=== Work to be completed ===
Look through the records below, and copy out every line that holds the string "handle".

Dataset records
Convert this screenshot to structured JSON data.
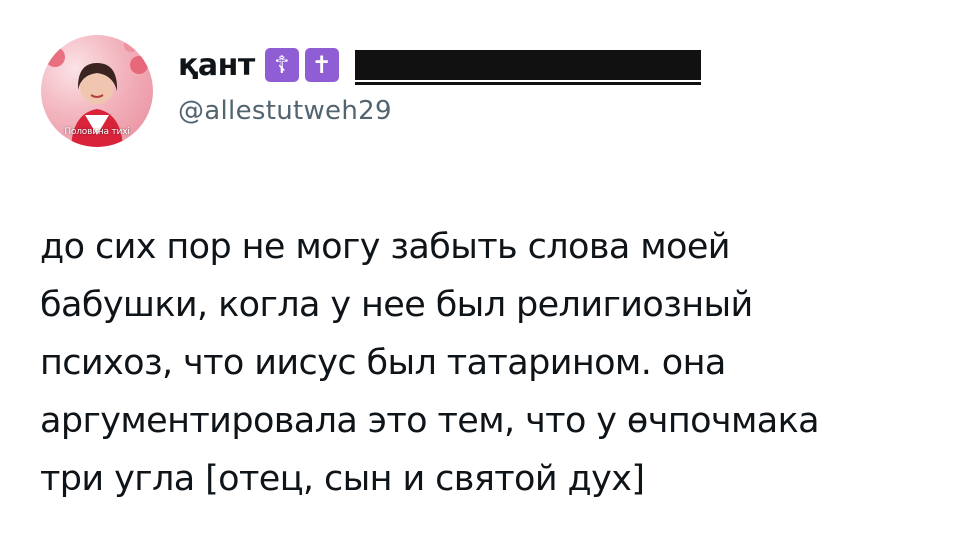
{
  "author": {
    "display_name": "қант",
    "emoji_badges": [
      "☦",
      "✝"
    ],
    "handle": "@allestutweh29",
    "avatar_caption": "Половина тихі",
    "avatar_icon": "profile-photo"
  },
  "tweet": {
    "lines": [
      "до сих пор не могу забыть слова моей",
      "бабушки, когла у нее был религиозный",
      "психоз, что иисус был татарином. она",
      "аргументировала это тем, что у өчпочмака",
      "три угла [отец, сын и святой дух]"
    ]
  },
  "colors": {
    "text": "#0f1419",
    "handle": "#536471",
    "emoji_bg": "#8f5ed4"
  }
}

=== The output ===
    "handle": "@allestutweh29",
    "handle": "#536471",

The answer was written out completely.